_Objective_.
Report the number of lines where the string "разработчика" occurs, and write nothing else.

_Excerpted records_.
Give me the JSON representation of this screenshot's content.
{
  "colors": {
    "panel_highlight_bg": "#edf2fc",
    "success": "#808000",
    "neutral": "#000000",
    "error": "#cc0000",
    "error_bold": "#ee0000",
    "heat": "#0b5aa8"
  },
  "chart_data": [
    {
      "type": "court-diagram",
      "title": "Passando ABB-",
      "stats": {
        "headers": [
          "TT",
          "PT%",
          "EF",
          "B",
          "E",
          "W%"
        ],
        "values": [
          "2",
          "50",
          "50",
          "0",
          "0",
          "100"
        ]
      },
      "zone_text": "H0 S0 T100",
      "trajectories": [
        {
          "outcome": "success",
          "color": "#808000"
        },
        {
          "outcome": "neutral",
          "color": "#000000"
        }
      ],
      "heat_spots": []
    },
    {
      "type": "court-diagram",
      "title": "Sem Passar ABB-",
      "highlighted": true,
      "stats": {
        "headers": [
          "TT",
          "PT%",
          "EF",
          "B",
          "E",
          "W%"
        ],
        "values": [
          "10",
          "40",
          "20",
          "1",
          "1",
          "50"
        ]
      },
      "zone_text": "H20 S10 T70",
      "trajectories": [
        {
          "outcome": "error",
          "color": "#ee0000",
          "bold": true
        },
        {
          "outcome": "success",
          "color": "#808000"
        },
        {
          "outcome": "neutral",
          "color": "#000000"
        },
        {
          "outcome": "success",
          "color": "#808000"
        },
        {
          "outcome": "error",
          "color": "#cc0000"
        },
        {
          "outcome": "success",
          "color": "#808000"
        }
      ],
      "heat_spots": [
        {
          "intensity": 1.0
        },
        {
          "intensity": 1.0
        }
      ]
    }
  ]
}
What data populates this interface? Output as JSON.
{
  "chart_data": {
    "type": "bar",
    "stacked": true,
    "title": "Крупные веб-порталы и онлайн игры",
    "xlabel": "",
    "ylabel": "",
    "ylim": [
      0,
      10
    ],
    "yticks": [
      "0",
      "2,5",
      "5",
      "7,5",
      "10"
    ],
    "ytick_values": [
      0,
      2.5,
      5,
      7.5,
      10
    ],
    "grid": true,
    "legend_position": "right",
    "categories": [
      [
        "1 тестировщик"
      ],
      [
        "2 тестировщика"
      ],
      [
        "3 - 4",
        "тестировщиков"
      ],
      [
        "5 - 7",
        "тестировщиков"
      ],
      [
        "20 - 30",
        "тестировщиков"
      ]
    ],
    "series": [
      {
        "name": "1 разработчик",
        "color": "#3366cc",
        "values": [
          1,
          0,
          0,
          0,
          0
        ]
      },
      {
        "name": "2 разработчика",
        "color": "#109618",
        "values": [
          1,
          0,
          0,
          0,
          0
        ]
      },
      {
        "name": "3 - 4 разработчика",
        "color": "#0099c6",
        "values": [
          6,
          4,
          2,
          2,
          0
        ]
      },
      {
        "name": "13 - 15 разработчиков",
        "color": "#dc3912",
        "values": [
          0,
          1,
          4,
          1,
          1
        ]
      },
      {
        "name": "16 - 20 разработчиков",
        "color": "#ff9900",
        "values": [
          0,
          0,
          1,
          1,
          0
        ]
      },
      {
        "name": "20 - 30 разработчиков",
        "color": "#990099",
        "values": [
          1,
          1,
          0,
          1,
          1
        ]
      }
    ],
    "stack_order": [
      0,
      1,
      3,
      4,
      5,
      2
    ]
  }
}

_Exercise answer_.
2